• Data listing:
[Start]

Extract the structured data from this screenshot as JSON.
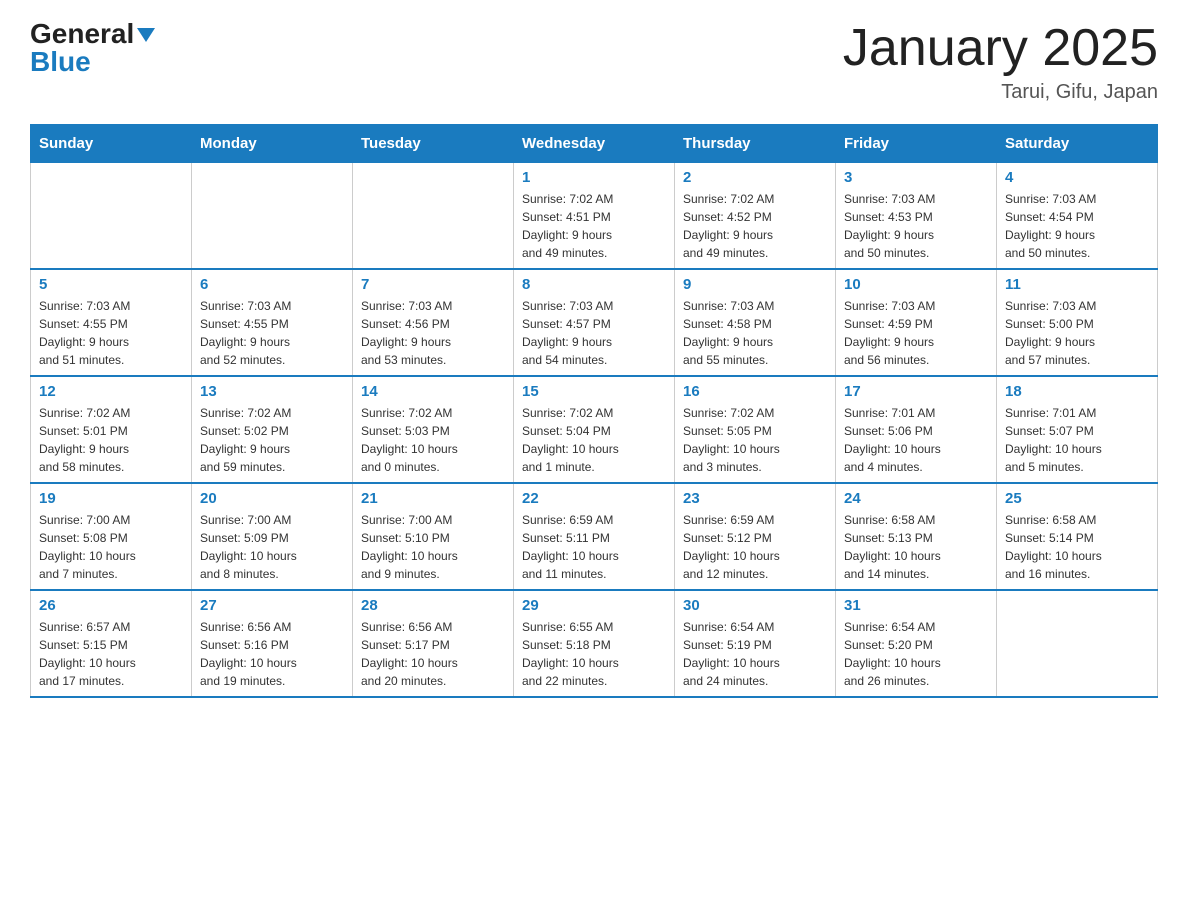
{
  "header": {
    "logo_general": "General",
    "logo_blue": "Blue",
    "month_title": "January 2025",
    "location": "Tarui, Gifu, Japan"
  },
  "weekdays": [
    "Sunday",
    "Monday",
    "Tuesday",
    "Wednesday",
    "Thursday",
    "Friday",
    "Saturday"
  ],
  "weeks": [
    [
      {
        "day": "",
        "info": ""
      },
      {
        "day": "",
        "info": ""
      },
      {
        "day": "",
        "info": ""
      },
      {
        "day": "1",
        "info": "Sunrise: 7:02 AM\nSunset: 4:51 PM\nDaylight: 9 hours\nand 49 minutes."
      },
      {
        "day": "2",
        "info": "Sunrise: 7:02 AM\nSunset: 4:52 PM\nDaylight: 9 hours\nand 49 minutes."
      },
      {
        "day": "3",
        "info": "Sunrise: 7:03 AM\nSunset: 4:53 PM\nDaylight: 9 hours\nand 50 minutes."
      },
      {
        "day": "4",
        "info": "Sunrise: 7:03 AM\nSunset: 4:54 PM\nDaylight: 9 hours\nand 50 minutes."
      }
    ],
    [
      {
        "day": "5",
        "info": "Sunrise: 7:03 AM\nSunset: 4:55 PM\nDaylight: 9 hours\nand 51 minutes."
      },
      {
        "day": "6",
        "info": "Sunrise: 7:03 AM\nSunset: 4:55 PM\nDaylight: 9 hours\nand 52 minutes."
      },
      {
        "day": "7",
        "info": "Sunrise: 7:03 AM\nSunset: 4:56 PM\nDaylight: 9 hours\nand 53 minutes."
      },
      {
        "day": "8",
        "info": "Sunrise: 7:03 AM\nSunset: 4:57 PM\nDaylight: 9 hours\nand 54 minutes."
      },
      {
        "day": "9",
        "info": "Sunrise: 7:03 AM\nSunset: 4:58 PM\nDaylight: 9 hours\nand 55 minutes."
      },
      {
        "day": "10",
        "info": "Sunrise: 7:03 AM\nSunset: 4:59 PM\nDaylight: 9 hours\nand 56 minutes."
      },
      {
        "day": "11",
        "info": "Sunrise: 7:03 AM\nSunset: 5:00 PM\nDaylight: 9 hours\nand 57 minutes."
      }
    ],
    [
      {
        "day": "12",
        "info": "Sunrise: 7:02 AM\nSunset: 5:01 PM\nDaylight: 9 hours\nand 58 minutes."
      },
      {
        "day": "13",
        "info": "Sunrise: 7:02 AM\nSunset: 5:02 PM\nDaylight: 9 hours\nand 59 minutes."
      },
      {
        "day": "14",
        "info": "Sunrise: 7:02 AM\nSunset: 5:03 PM\nDaylight: 10 hours\nand 0 minutes."
      },
      {
        "day": "15",
        "info": "Sunrise: 7:02 AM\nSunset: 5:04 PM\nDaylight: 10 hours\nand 1 minute."
      },
      {
        "day": "16",
        "info": "Sunrise: 7:02 AM\nSunset: 5:05 PM\nDaylight: 10 hours\nand 3 minutes."
      },
      {
        "day": "17",
        "info": "Sunrise: 7:01 AM\nSunset: 5:06 PM\nDaylight: 10 hours\nand 4 minutes."
      },
      {
        "day": "18",
        "info": "Sunrise: 7:01 AM\nSunset: 5:07 PM\nDaylight: 10 hours\nand 5 minutes."
      }
    ],
    [
      {
        "day": "19",
        "info": "Sunrise: 7:00 AM\nSunset: 5:08 PM\nDaylight: 10 hours\nand 7 minutes."
      },
      {
        "day": "20",
        "info": "Sunrise: 7:00 AM\nSunset: 5:09 PM\nDaylight: 10 hours\nand 8 minutes."
      },
      {
        "day": "21",
        "info": "Sunrise: 7:00 AM\nSunset: 5:10 PM\nDaylight: 10 hours\nand 9 minutes."
      },
      {
        "day": "22",
        "info": "Sunrise: 6:59 AM\nSunset: 5:11 PM\nDaylight: 10 hours\nand 11 minutes."
      },
      {
        "day": "23",
        "info": "Sunrise: 6:59 AM\nSunset: 5:12 PM\nDaylight: 10 hours\nand 12 minutes."
      },
      {
        "day": "24",
        "info": "Sunrise: 6:58 AM\nSunset: 5:13 PM\nDaylight: 10 hours\nand 14 minutes."
      },
      {
        "day": "25",
        "info": "Sunrise: 6:58 AM\nSunset: 5:14 PM\nDaylight: 10 hours\nand 16 minutes."
      }
    ],
    [
      {
        "day": "26",
        "info": "Sunrise: 6:57 AM\nSunset: 5:15 PM\nDaylight: 10 hours\nand 17 minutes."
      },
      {
        "day": "27",
        "info": "Sunrise: 6:56 AM\nSunset: 5:16 PM\nDaylight: 10 hours\nand 19 minutes."
      },
      {
        "day": "28",
        "info": "Sunrise: 6:56 AM\nSunset: 5:17 PM\nDaylight: 10 hours\nand 20 minutes."
      },
      {
        "day": "29",
        "info": "Sunrise: 6:55 AM\nSunset: 5:18 PM\nDaylight: 10 hours\nand 22 minutes."
      },
      {
        "day": "30",
        "info": "Sunrise: 6:54 AM\nSunset: 5:19 PM\nDaylight: 10 hours\nand 24 minutes."
      },
      {
        "day": "31",
        "info": "Sunrise: 6:54 AM\nSunset: 5:20 PM\nDaylight: 10 hours\nand 26 minutes."
      },
      {
        "day": "",
        "info": ""
      }
    ]
  ]
}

[End]

Retype every record above exactly as written, but leave out the pictures.

Extract the structured data from this screenshot as JSON.
{
  "header": {
    "logo_general": "General",
    "logo_blue": "Blue",
    "month_title": "January 2025",
    "location": "Tarui, Gifu, Japan"
  },
  "weekdays": [
    "Sunday",
    "Monday",
    "Tuesday",
    "Wednesday",
    "Thursday",
    "Friday",
    "Saturday"
  ],
  "weeks": [
    [
      {
        "day": "",
        "info": ""
      },
      {
        "day": "",
        "info": ""
      },
      {
        "day": "",
        "info": ""
      },
      {
        "day": "1",
        "info": "Sunrise: 7:02 AM\nSunset: 4:51 PM\nDaylight: 9 hours\nand 49 minutes."
      },
      {
        "day": "2",
        "info": "Sunrise: 7:02 AM\nSunset: 4:52 PM\nDaylight: 9 hours\nand 49 minutes."
      },
      {
        "day": "3",
        "info": "Sunrise: 7:03 AM\nSunset: 4:53 PM\nDaylight: 9 hours\nand 50 minutes."
      },
      {
        "day": "4",
        "info": "Sunrise: 7:03 AM\nSunset: 4:54 PM\nDaylight: 9 hours\nand 50 minutes."
      }
    ],
    [
      {
        "day": "5",
        "info": "Sunrise: 7:03 AM\nSunset: 4:55 PM\nDaylight: 9 hours\nand 51 minutes."
      },
      {
        "day": "6",
        "info": "Sunrise: 7:03 AM\nSunset: 4:55 PM\nDaylight: 9 hours\nand 52 minutes."
      },
      {
        "day": "7",
        "info": "Sunrise: 7:03 AM\nSunset: 4:56 PM\nDaylight: 9 hours\nand 53 minutes."
      },
      {
        "day": "8",
        "info": "Sunrise: 7:03 AM\nSunset: 4:57 PM\nDaylight: 9 hours\nand 54 minutes."
      },
      {
        "day": "9",
        "info": "Sunrise: 7:03 AM\nSunset: 4:58 PM\nDaylight: 9 hours\nand 55 minutes."
      },
      {
        "day": "10",
        "info": "Sunrise: 7:03 AM\nSunset: 4:59 PM\nDaylight: 9 hours\nand 56 minutes."
      },
      {
        "day": "11",
        "info": "Sunrise: 7:03 AM\nSunset: 5:00 PM\nDaylight: 9 hours\nand 57 minutes."
      }
    ],
    [
      {
        "day": "12",
        "info": "Sunrise: 7:02 AM\nSunset: 5:01 PM\nDaylight: 9 hours\nand 58 minutes."
      },
      {
        "day": "13",
        "info": "Sunrise: 7:02 AM\nSunset: 5:02 PM\nDaylight: 9 hours\nand 59 minutes."
      },
      {
        "day": "14",
        "info": "Sunrise: 7:02 AM\nSunset: 5:03 PM\nDaylight: 10 hours\nand 0 minutes."
      },
      {
        "day": "15",
        "info": "Sunrise: 7:02 AM\nSunset: 5:04 PM\nDaylight: 10 hours\nand 1 minute."
      },
      {
        "day": "16",
        "info": "Sunrise: 7:02 AM\nSunset: 5:05 PM\nDaylight: 10 hours\nand 3 minutes."
      },
      {
        "day": "17",
        "info": "Sunrise: 7:01 AM\nSunset: 5:06 PM\nDaylight: 10 hours\nand 4 minutes."
      },
      {
        "day": "18",
        "info": "Sunrise: 7:01 AM\nSunset: 5:07 PM\nDaylight: 10 hours\nand 5 minutes."
      }
    ],
    [
      {
        "day": "19",
        "info": "Sunrise: 7:00 AM\nSunset: 5:08 PM\nDaylight: 10 hours\nand 7 minutes."
      },
      {
        "day": "20",
        "info": "Sunrise: 7:00 AM\nSunset: 5:09 PM\nDaylight: 10 hours\nand 8 minutes."
      },
      {
        "day": "21",
        "info": "Sunrise: 7:00 AM\nSunset: 5:10 PM\nDaylight: 10 hours\nand 9 minutes."
      },
      {
        "day": "22",
        "info": "Sunrise: 6:59 AM\nSunset: 5:11 PM\nDaylight: 10 hours\nand 11 minutes."
      },
      {
        "day": "23",
        "info": "Sunrise: 6:59 AM\nSunset: 5:12 PM\nDaylight: 10 hours\nand 12 minutes."
      },
      {
        "day": "24",
        "info": "Sunrise: 6:58 AM\nSunset: 5:13 PM\nDaylight: 10 hours\nand 14 minutes."
      },
      {
        "day": "25",
        "info": "Sunrise: 6:58 AM\nSunset: 5:14 PM\nDaylight: 10 hours\nand 16 minutes."
      }
    ],
    [
      {
        "day": "26",
        "info": "Sunrise: 6:57 AM\nSunset: 5:15 PM\nDaylight: 10 hours\nand 17 minutes."
      },
      {
        "day": "27",
        "info": "Sunrise: 6:56 AM\nSunset: 5:16 PM\nDaylight: 10 hours\nand 19 minutes."
      },
      {
        "day": "28",
        "info": "Sunrise: 6:56 AM\nSunset: 5:17 PM\nDaylight: 10 hours\nand 20 minutes."
      },
      {
        "day": "29",
        "info": "Sunrise: 6:55 AM\nSunset: 5:18 PM\nDaylight: 10 hours\nand 22 minutes."
      },
      {
        "day": "30",
        "info": "Sunrise: 6:54 AM\nSunset: 5:19 PM\nDaylight: 10 hours\nand 24 minutes."
      },
      {
        "day": "31",
        "info": "Sunrise: 6:54 AM\nSunset: 5:20 PM\nDaylight: 10 hours\nand 26 minutes."
      },
      {
        "day": "",
        "info": ""
      }
    ]
  ]
}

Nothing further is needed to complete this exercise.